▸ TASK TO COMPLETE:
Print out every line, exactly as written.

(Some records)
------------------------------------------------------------------------
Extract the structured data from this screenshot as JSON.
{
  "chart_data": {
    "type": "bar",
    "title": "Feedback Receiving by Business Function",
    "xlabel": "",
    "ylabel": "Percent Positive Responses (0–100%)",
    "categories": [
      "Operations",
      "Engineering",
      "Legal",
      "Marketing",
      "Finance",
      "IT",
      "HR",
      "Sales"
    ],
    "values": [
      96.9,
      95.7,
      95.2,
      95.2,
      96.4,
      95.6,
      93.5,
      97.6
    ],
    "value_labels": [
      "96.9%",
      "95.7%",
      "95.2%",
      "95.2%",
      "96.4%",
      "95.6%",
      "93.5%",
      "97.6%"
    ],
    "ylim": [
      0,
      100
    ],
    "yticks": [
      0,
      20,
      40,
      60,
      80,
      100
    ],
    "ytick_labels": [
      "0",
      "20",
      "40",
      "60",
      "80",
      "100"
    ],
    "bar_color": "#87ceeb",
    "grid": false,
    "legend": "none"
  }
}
------------------------------------------------------------------------
▸ REPLY:
Extract the structured data from this screenshot as JSON.
{
  "chart_data": {
    "type": "bar",
    "title": "Feedback Receiving by Business Function",
    "xlabel": "",
    "ylabel": "Percent Positive Responses (0–100%)",
    "categories": [
      "Operations",
      "Engineering",
      "Legal",
      "Marketing",
      "Finance",
      "IT",
      "HR",
      "Sales"
    ],
    "values": [
      96.9,
      95.7,
      95.2,
      95.2,
      96.4,
      95.6,
      93.5,
      97.6
    ],
    "value_labels": [
      "96.9%",
      "95.7%",
      "95.2%",
      "95.2%",
      "96.4%",
      "95.6%",
      "93.5%",
      "97.6%"
    ],
    "ylim": [
      0,
      100
    ],
    "yticks": [
      0,
      20,
      40,
      60,
      80,
      100
    ],
    "ytick_labels": [
      "0",
      "20",
      "40",
      "60",
      "80",
      "100"
    ],
    "bar_color": "#87ceeb",
    "grid": false,
    "legend": "none"
  }
}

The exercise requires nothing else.